= WHAT THE TASK REQUIRES =
Do any lines in the data below contain "automóvel"? If so, copy every one of them.

(Extracted data entries)
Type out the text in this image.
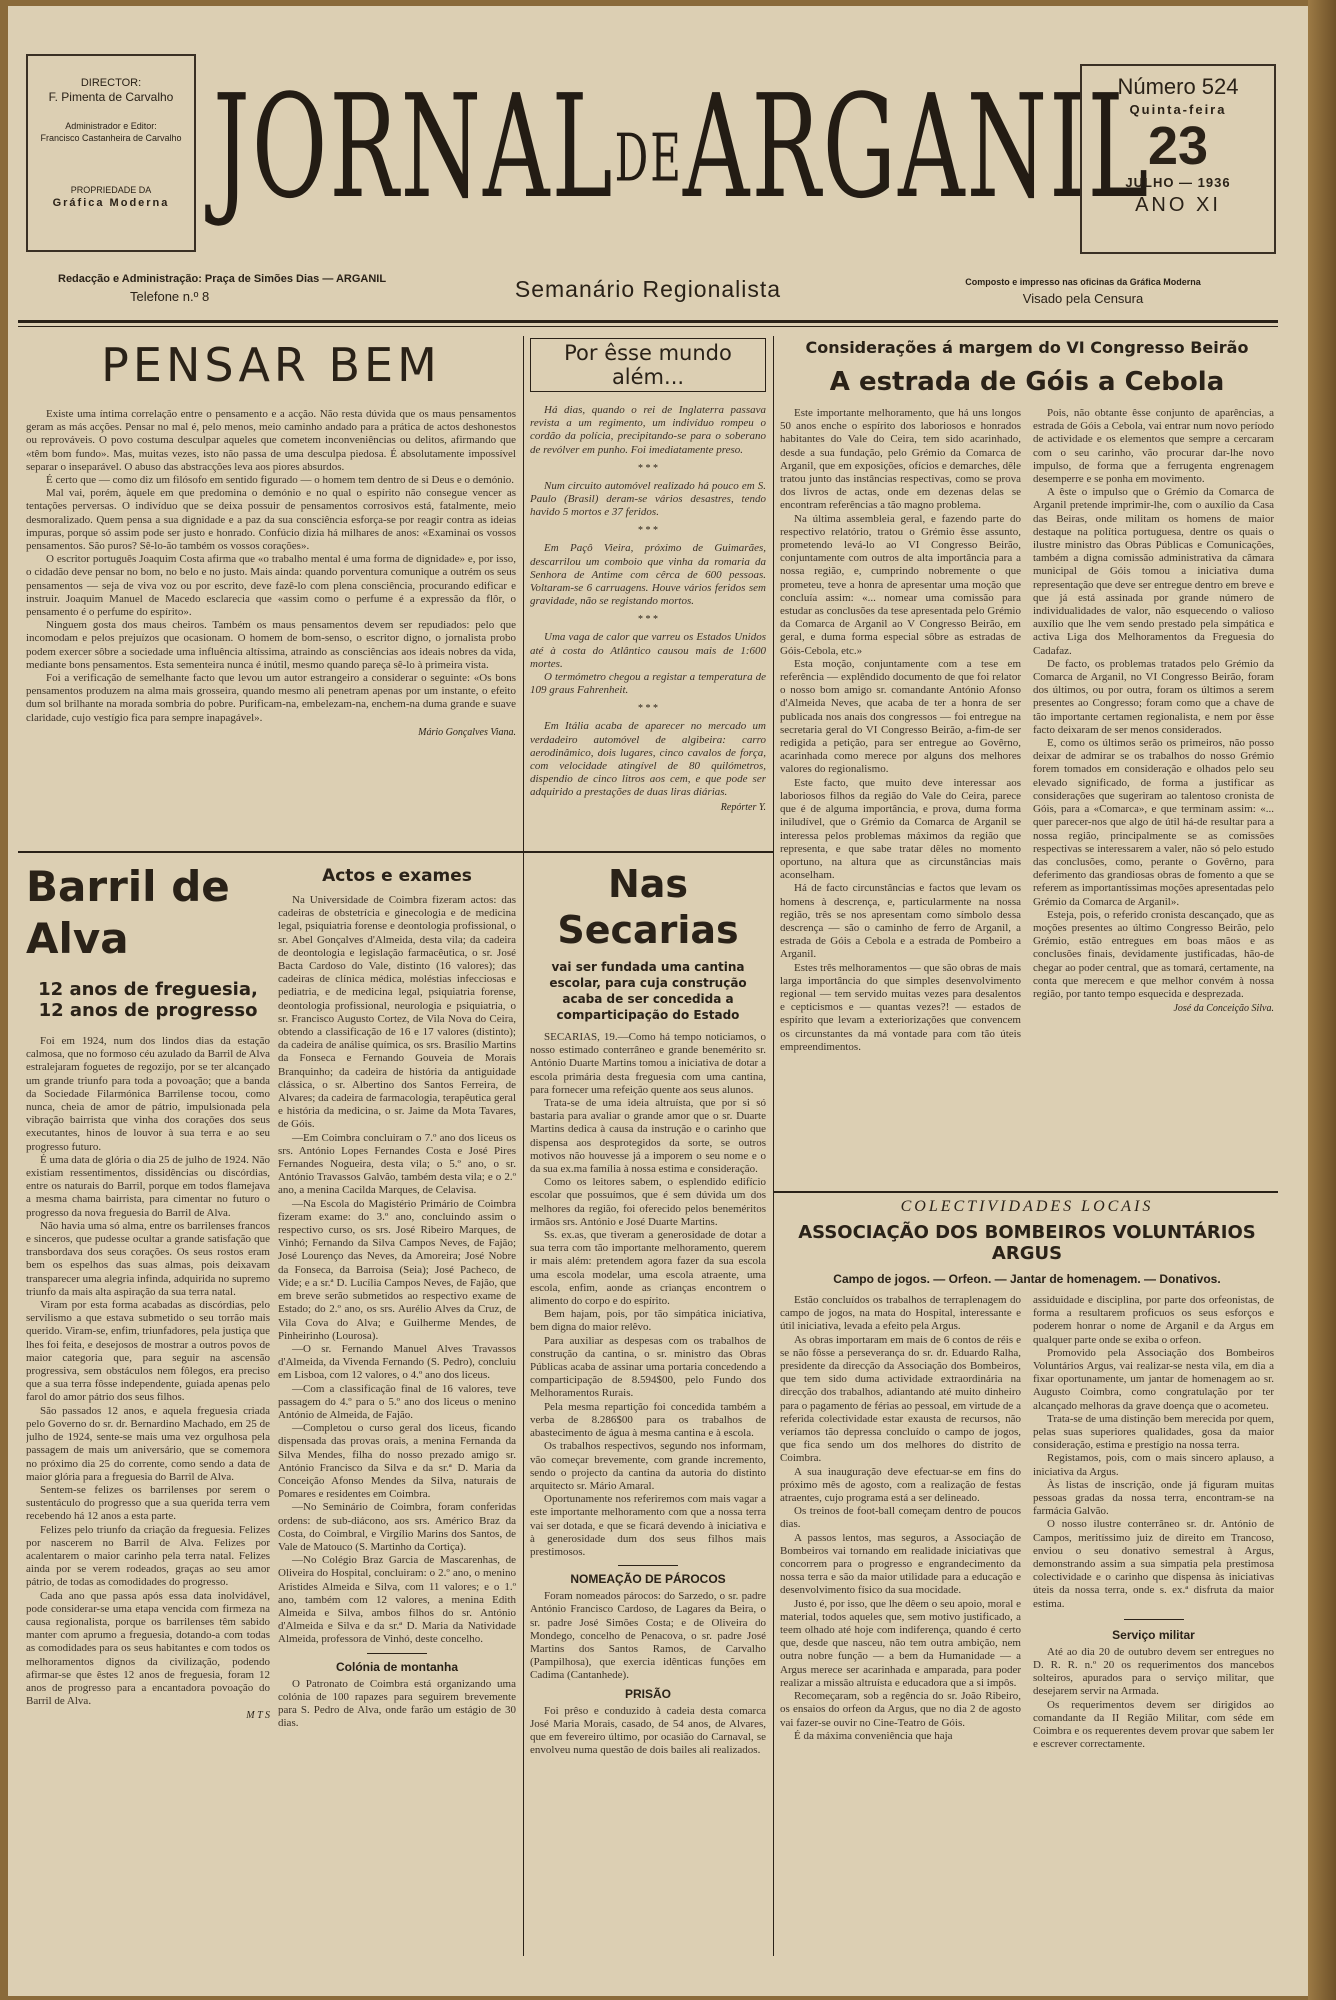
DIRECTOR:
F. Pimenta de Carvalho
Administrador e Editor:
Francisco Castanheira de Carvalho
PROPRIEDADE DA
Gráfica Moderna JORNALDEARGANIL
Número 524
Quinta-feira
23
JULHO — 1936
ANO XI
Redacção e Administração: Praça de Simões Dias — ARGANIL
Telefone n.º 8	Semanário Regionalista	Composto e impresso nas oficinas da Gráfica Moderna
Visado pela Censura
PENSAR BEM

Existe uma íntima correlação entre o pensamento e a acção. Não resta dúvida que os maus pensamentos geram as más acções. Pensar no mal é, pelo menos, meio caminho andado para a prática de actos deshonestos ou reprováveis. O povo costuma desculpar aqueles que cometem inconveniências ou delitos, afirmando que «têm bom fundo». Mas, muitas vezes, isto não passa de uma desculpa piedosa. É absolutamente impossível separar o inseparável. O abuso das abstracções leva aos piores absurdos.

É certo que — como diz um filósofo em sentido figurado — o homem tem dentro de si Deus e o demónio.

Mal vai, porém, àquele em que predomina o demónio e no qual o espírito não consegue vencer as tentações perversas. O indivíduo que se deixa possuir de pensamentos corrosivos está, fatalmente, meio desmoralizado. Quem pensa a sua dignidade e a paz da sua consciência esforça-se por reagir contra as ideias impuras, porque só assim pode ser justo e honrado. Confúcio dizia há milhares de anos: «Examinai os vossos pensamentos. São puros? Sê-lo-ão também os vossos corações».

O escritor português Joaquim Costa afirma que «o trabalho mental é uma forma de dignidade» e, por isso, o cidadão deve pensar no bom, no belo e no justo. Mais ainda: quando porventura comunique a outrém os seus pensamentos — seja de viva voz ou por escrito, deve fazê-lo com plena consciência, procurando edificar e instruir. Joaquim Manuel de Macedo esclarecia que «assim como o perfume é a expressão da flôr, o pensamento é o perfume do espírito».

Ninguem gosta dos maus cheiros. Também os maus pensamentos devem ser repudiados: pelo que incomodam e pelos prejuízos que ocasionam. O homem de bom-senso, o escritor digno, o jornalista probo podem exercer sôbre a sociedade uma influência altíssima, atraindo as consciências aos ideais nobres da vida, mediante bons pensamentos. Esta sementeira nunca é inútil, mesmo quando pareça sê-lo à primeira vista.

Foi a verificação de semelhante facto que levou um autor estrangeiro a considerar o seguinte: «Os bons pensamentos produzem na alma mais grosseira, quando mesmo ali penetram apenas por um instante, o efeito dum sol brilhante na morada sombria do pobre. Purificam-na, embelezam-na, enchem-na duma grande e suave claridade, cujo vestígio fica para sempre inapagável».

Mário Gonçalves Viana.

Por êsse mundo além...

Há dias, quando o rei de Inglaterra passava revista a um regimento, um indivíduo rompeu o cordão da polícia, precipitando-se para o soberano de revólver em punho. Foi imediatamente preso.

* * *

Num circuito automóvel realizado há pouco em S. Paulo (Brasil) deram-se vários desastres, tendo havido 5 mortos e 37 feridos.

* * *

Em Paçô Vieira, próximo de Guimarães, descarrilou um comboio que vinha da romaria da Senhora de Antime com cêrca de 600 pessoas. Voltaram-se 6 carruagens. Houve vários feridos sem gravidade, não se registando mortos.

* * *

Uma vaga de calor que varreu os Estados Unidos até à costa do Atlântico causou mais de 1:600 mortes.

O termómetro chegou a registar a temperatura de 109 graus Fahrenheit.

* * *

Em Itália acaba de aparecer no mercado um verdadeiro automóvel de algibeira: carro aerodinâmico, dois lugares, cinco cavalos de força, com velocidade atingível de 80 quilómetros, dispendio de cinco litros aos cem, e que pode ser adquirido a prestações de duas liras diárias.

Repórter Y.

Considerações á margem do VI Congresso Beirão
A estrada de Góis a Cebola

Este importante melhoramento, que há uns longos 50 anos enche o espírito dos laboriosos e honrados habitantes do Vale do Ceira, tem sido acarinhado, desde a sua fundação, pelo Grémio da Comarca de Arganil, que em exposições, ofícios e demarches, dêle tratou junto das instâncias respectivas, como se prova dos livros de actas, onde em dezenas delas se encontram referências a tão magno problema.

Na última assembleia geral, e fazendo parte do respectivo relatório, tratou o Grémio êsse assunto, prometendo levá-lo ao VI Congresso Beirão, conjuntamente com outros de alta importância para a nossa região, e, cumprindo nobremente o que prometeu, teve a honra de apresentar uma moção que concluía assim: «... nomear uma comissão para estudar as conclusões da tese apresentada pelo Grémio da Comarca de Arganil ao V Congresso Beirão, em geral, e duma forma especial sôbre as estradas de Góis-Cebola, etc.»

Esta moção, conjuntamente com a tese em referência — explêndido documento de que foi relator o nosso bom amigo sr. comandante António Afonso d'Almeida Neves, que acaba de ter a honra de ser publicada nos anais dos congressos — foi entregue na secretaria geral do VI Congresso Beirão, a-fim-de ser redigida a petição, para ser entregue ao Govêrno, acarinhada como merece por alguns dos melhores valores do regionalismo.

Este facto, que muito deve interessar aos laboriosos filhos da região do Vale do Ceira, parece que é de alguma importância, e prova, duma forma iniludível, que o Grémio da Comarca de Arganil se interessa pelos problemas máximos da região que representa, e que sabe tratar dêles no momento oportuno, na altura que as circunstâncias mais aconselham.

Há de facto circunstâncias e factos que levam os homens à descrença, e, particularmente na nossa região, três se nos apresentam como símbolo dessa descrença — são o caminho de ferro de Arganil, a estrada de Góis a Cebola e a estrada de Pombeiro a Arganil.

Estes três melhoramentos — que são obras de mais larga importância do que simples desenvolvimento regional — tem servido muitas vezes para desalentos e cepticismos e — quantas vezes?! — estados de espírito que levam a exteriorizações que convencem os circunstantes da má vontade para com tão úteis empreendimentos.

Pois, não obtante êsse conjunto de aparências, a estrada de Góis a Cebola, vai entrar num novo período de actividade e os elementos que sempre a cercaram com o seu carinho, vão procurar dar-lhe novo impulso, de forma que a ferrugenta engrenagem desemperre e se ponha em movimento.

A êste o impulso que o Grémio da Comarca de Arganil pretende imprimir-lhe, com o auxílio da Casa das Beiras, onde militam os homens de maior destaque na política portuguesa, dentre os quais o ilustre ministro das Obras Públicas e Comunicações, também a digna comissão administrativa da câmara municipal de Góis tomou a iniciativa duma representação que deve ser entregue dentro em breve e que já está assinada por grande número de individualidades de valor, não esquecendo o valioso auxílio que lhe vem sendo prestado pela simpática e activa Liga dos Melhoramentos da Freguesia do Cadafaz.

De facto, os problemas tratados pelo Grémio da Comarca de Arganil, no VI Congresso Beirão, foram dos últimos, ou por outra, foram os últimos a serem presentes ao Congresso; foram como que a chave de tão importante certamen regionalista, e nem por êsse facto deixaram de ser menos considerados.

E, como os últimos serão os primeiros, não posso deixar de admirar se os trabalhos do nosso Grémio forem tomados em consideração e olhados pelo seu elevado significado, de forma a justificar as considerações que sugeriram ao talentoso cronista de Góis, para a «Comarca», e que terminam assim: «... quer parecer-nos que algo de útil há-de resultar para a nossa região, principalmente se as comissões respectivas se interessarem a valer, não só pelo estudo das conclusões, como, perante o Govêrno, para deferimento das grandiosas obras de fomento a que se referem as importantíssimas moções apresentadas pelo Grémio da Comarca de Arganil».

Esteja, pois, o referido cronista descançado, que as moções presentes ao último Congresso Beirão, pelo Grémio, estão entregues em boas mãos e as conclusões finais, devidamente justificadas, hão-de chegar ao poder central, que as tomará, certamente, na conta que merecem e que melhor convém à nossa região, por tanto tempo esquecida e desprezada.

José da Conceição Silva.

Barril de Alva
12 anos de freguesia,
12 anos de progresso

Foi em 1924, num dos lindos dias da estação calmosa, que no formoso céu azulado da Barril de Alva estralejaram foguetes de regozijo, por se ter alcançado um grande triunfo para toda a povoação; que a banda da Sociedade Filarmónica Barrilense tocou, como nunca, cheia de amor de pátrio, impulsionada pela vibração bairrista que vinha dos corações dos seus executantes, hinos de louvor à sua terra e ao seu progresso futuro.

É uma data de glória o dia 25 de julho de 1924. Não existiam ressentimentos, dissidências ou discórdias, entre os naturais do Barril, porque em todos flamejava a mesma chama bairrista, para cimentar no futuro o progresso da nova freguesia do Barril de Alva.

Não havia uma só alma, entre os barrilenses francos e sinceros, que pudesse ocultar a grande satisfação que transbordava dos seus corações. Os seus rostos eram bem os espelhos das suas almas, pois deixavam transparecer uma alegria infinda, adquirida no supremo triunfo da mais alta aspiração da sua terra natal.

Viram por esta forma acabadas as discórdias, pelo servilismo a que estava submetido o seu torrão mais querido. Viram-se, enfim, triunfadores, pela justiça que lhes foi feita, e desejosos de mostrar a outros povos de maior categoria que, para seguir na ascensão progressiva, sem obstáculos nem fôlegos, era preciso que a sua terra fôsse independente, guiada apenas pelo farol do amor pátrio dos seus filhos.

São passados 12 anos, e aquela freguesia criada pelo Governo do sr. dr. Bernardino Machado, em 25 de julho de 1924, sente-se mais uma vez orgulhosa pela passagem de mais um aniversário, que se comemora no próximo dia 25 do corrente, como sendo a data de maior glória para a freguesia do Barril de Alva.

Sentem-se felizes os barrilenses por serem o sustentáculo do progresso que a sua querida terra vem recebendo há 12 anos a esta parte.

Felizes pelo triunfo da criação da freguesia. Felizes por nascerem no Barril de Alva. Felizes por acalentarem o maior carinho pela terra natal. Felizes ainda por se verem rodeados, graças ao seu amor pátrio, de todas as comodidades do progresso.

Cada ano que passa após essa data inolvidável, pode considerar-se uma etapa vencida com firmeza na causa regionalista, porque os barrilenses têm sabido manter com aprumo a freguesia, dotando-a com todas as comodidades para os seus habitantes e com todos os melhoramentos dignos da civilização, podendo afirmar-se que êstes 12 anos de freguesia, foram 12 anos de progresso para a encantadora povoação do Barril de Alva.

M T S

Actos e exames

Na Universidade de Coimbra fizeram actos: das cadeiras de obstetrícia e ginecologia e de medicina legal, psiquiatria forense e deontologia profissional, o sr. Abel Gonçalves d'Almeida, desta vila; da cadeira de deontologia e legislação farmacêutica, o sr. José Bacta Cardoso do Vale, distinto (16 valores); das cadeiras de clínica médica, moléstias infecciosas e pediatria, e de medicina legal, psiquiatria forense, deontologia profissional, neurologia e psiquiatria, o sr. Francisco Augusto Cortez, de Vila Nova do Ceira, obtendo a classificação de 16 e 17 valores (distinto); da cadeira de análise química, os srs. Brasílio Martins da Fonseca e Fernando Gouveia de Morais Branquinho; da cadeira de história da antiguidade clássica, o sr. Albertino dos Santos Ferreira, de Alvares; da cadeira de farmacologia, terapêutica geral e história da medicina, o sr. Jaime da Mota Tavares, de Góis.

—Em Coimbra concluiram o 7.º ano dos liceus os srs. António Lopes Fernandes Costa e José Pires Fernandes Nogueira, desta vila; o 5.º ano, o sr. António Travassos Galvão, também desta vila; e o 2.º ano, a menina Cacilda Marques, de Celavisa.

—Na Escola do Magistério Primário de Coimbra fizeram exame: do 3.º ano, concluindo assim o respectivo curso, os srs. José Ribeiro Marques, de Vinhó; Fernando da Silva Campos Neves, de Fajão; José Lourenço das Neves, da Amoreira; José Nobre da Fonseca, da Barroisa (Seia); José Pacheco, de Vide; e a sr.ª D. Lucília Campos Neves, de Fajão, que em breve serão submetidos ao respectivo exame de Estado; do 2.º ano, os srs. Aurélio Alves da Cruz, de Vila Cova do Alva; e Guilherme Mendes, de Pinheirinho (Lourosa).

—O sr. Fernando Manuel Alves Travassos d'Almeida, da Vivenda Fernando (S. Pedro), concluiu em Lisboa, com 12 valores, o 4.º ano dos liceus.

—Com a classificação final de 16 valores, teve passagem do 4.º para o 5.º ano dos liceus o menino António de Almeida, de Fajão.

—Completou o curso geral dos liceus, ficando dispensada das provas orais, a menina Fernanda da Silva Mendes, filha do nosso prezado amigo sr. António Francisco da Silva e da sr.ª D. Maria da Conceição Afonso Mendes da Silva, naturais de Pomares e residentes em Coimbra.

—No Seminário de Coimbra, foram conferidas ordens: de sub-diácono, aos srs. Américo Braz da Costa, do Coimbral, e Virgílio Marins dos Santos, de Vale de Matouco (S. Martinho da Cortiça).

—No Colégio Braz Garcia de Mascarenhas, de Oliveira do Hospital, concluiram: o 2.º ano, o menino Aristides Almeida e Silva, com 11 valores; e o 1.º ano, também com 12 valores, a menina Edith Almeida e Silva, ambos filhos do sr. António d'Almeida e Silva e da sr.ª D. Maria da Natividade Almeida, professora de Vinhó, deste concelho.

Colónia de montanha

O Patronato de Coimbra está organizando uma colónia de 100 rapazes para seguirem brevemente para S. Pedro de Alva, onde farão um estágio de 30 dias.

Nas Secarias
vai ser fundada uma cantina escolar, para cuja construção acaba de ser concedida a comparticipação do Estado

SECARIAS, 19.—Como há tempo noticiamos, o nosso estimado conterrâneo e grande benemérito sr. António Duarte Martins tomou a iniciativa de dotar a escola primária desta freguesia com uma cantina, para fornecer uma refeição quente aos seus alunos.

Trata-se de uma ideia altruísta, que por si só bastaria para avaliar o grande amor que o sr. Duarte Martins dedica à causa da instrução e o carinho que dispensa aos desprotegidos da sorte, se outros motivos não houvesse já a imporem o seu nome e o da sua ex.ma família à nossa estima e consideração.

Como os leitores sabem, o esplendido edifício escolar que possuímos, que é sem dúvida um dos melhores da região, foi oferecido pelos beneméritos irmãos srs. António e José Duarte Martins.

Ss. ex.as, que tiveram a generosidade de dotar a sua terra com tão importante melhoramento, querem ir mais além: pretendem agora fazer da sua escola uma escola modelar, uma escola atraente, uma escola, enfim, aonde as crianças encontrem o alimento do corpo e do espírito.

Bem hajam, pois, por tão simpática iniciativa, bem digna do maior relêvo.

Para auxiliar as despesas com os trabalhos de construção da cantina, o sr. ministro das Obras Públicas acaba de assinar uma portaria concedendo a comparticipação de 8.594$00, pelo Fundo dos Melhoramentos Rurais.

Pela mesma repartição foi concedida também a verba de 8.286$00 para os trabalhos de abastecimento de água à mesma cantina e à escola.

Os trabalhos respectivos, segundo nos informam, vão começar brevemente, com grande incremento, sendo o projecto da cantina da autoria do distinto arquitecto sr. Mário Amaral.

Oportunamente nos referiremos com mais vagar a este importante melhoramento com que a nossa terra vai ser dotada, e que se ficará devendo à iniciativa e à generosidade dum dos seus filhos mais prestimosos.

NOMEAÇÃO DE PÁROCOS

Foram nomeados párocos: do Sarzedo, o sr. padre António Francisco Cardoso, de Lagares da Beira, o sr. padre José Simões Costa; e de Oliveira do Mondego, concelho de Penacova, o sr. padre José Martins dos Santos Ramos, de Carvalho (Pampilhosa), que exercia idênticas funções em Cadima (Cantanhede).

PRISÃO

Foi prêso e conduzido à cadeia desta comarca José Maria Morais, casado, de 54 anos, de Alvares, que em fevereiro último, por ocasião do Carnaval, se envolveu numa questão de dois bailes ali realizados.

COLECTIVIDADES LOCAIS
ASSOCIAÇÃO DOS BOMBEIROS VOLUNTÁRIOS ARGUS
Campo de jogos. — Orfeon. — Jantar de homenagem. — Donativos.

Estão concluídos os trabalhos de terraplenagem do campo de jogos, na mata do Hospital, interessante e útil iniciativa, levada a efeito pela Argus.

As obras importaram em mais de 6 contos de réis e se não fôsse a perseverança do sr. dr. Eduardo Ralha, presidente da direcção da Associação dos Bombeiros, que tem sido duma actividade extraordinária na direcção dos trabalhos, adiantando até muito dinheiro para o pagamento de férias ao pessoal, em virtude de a referida colectividade estar exausta de recursos, não veríamos tão depressa concluído o campo de jogos, que fica sendo um dos melhores do distrito de Coimbra.

A sua inauguração deve efectuar-se em fins do próximo mês de agosto, com a realização de festas atraentes, cujo programa está a ser delineado.

Os treinos de foot-ball começam dentro de poucos dias.

A passos lentos, mas seguros, a Associação de Bombeiros vai tornando em realidade iniciativas que concorrem para o progresso e engrandecimento da nossa terra e são da maior utilidade para a educação e desenvolvimento físico da sua mocidade.

Justo é, por isso, que lhe dêem o seu apoio, moral e material, todos aqueles que, sem motivo justificado, a teem olhado até hoje com indiferença, quando é certo que, desde que nasceu, não tem outra ambição, nem outra nobre função — a bem da Humanidade — a Argus merece ser acarinhada e amparada, para poder realizar a missão altruísta e educadora que a si impôs.

Recomeçaram, sob a regência do sr. João Ribeiro, os ensaios do orfeon da Argus, que no dia 2 de agosto vai fazer-se ouvir no Cine-Teatro de Góis.

É da máxima conveniência que haja

assiduidade e disciplina, por parte dos orfeonistas, de forma a resultarem proficuos os seus esforços e poderem honrar o nome de Arganil e da Argus em qualquer parte onde se exiba o orfeon.

Promovido pela Associação dos Bombeiros Voluntários Argus, vai realizar-se nesta vila, em dia a fixar oportunamente, um jantar de homenagem ao sr. Augusto Coimbra, como congratulação por ter alcançado melhoras da grave doença que o acometeu.

Trata-se de uma distinção bem merecida por quem, pelas suas superiores qualidades, gosa da maior consideração, estima e prestígio na nossa terra.

Registamos, pois, com o mais sincero aplauso, a iniciativa da Argus.

Às listas de inscrição, onde já figuram muitas pessoas gradas da nossa terra, encontram-se na farmácia Galvão.

O nosso ilustre conterrâneo sr. dr. António de Campos, meritíssimo juiz de direito em Trancoso, enviou o seu donativo semestral à Argus, demonstrando assim a sua simpatia pela prestimosa colectividade e o carinho que dispensa às iniciativas úteis da nossa terra, onde s. ex.ª disfruta da maior estima.

Serviço militar

Até ao dia 20 de outubro devem ser entregues no D. R. R. n.º 20 os requerimentos dos mancebos solteiros, apurados para o serviço militar, que desejarem servir na Armada.

Os requerimentos devem ser dirigidos ao comandante da II Região Militar, com séde em Coimbra e os requerentes devem provar que sabem ler e escrever correctamente.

= SOLUTION TO THIS TASK =
Num circuito automóvel realizado há pouco em S. Paulo (Brasil) deram-se vários desastres, tendo havido 5 mortos e 37 feridos.
Em Itália acaba de aparecer no mercado um verdadeiro automóvel de algibeira: carro aerodinâmico, dois lugares, cinco cavalos de força, com velocidade atingível de 80 quilómetros, dispendio de cinco litros aos cem, e que pode ser adquirido a prestações de duas liras diárias.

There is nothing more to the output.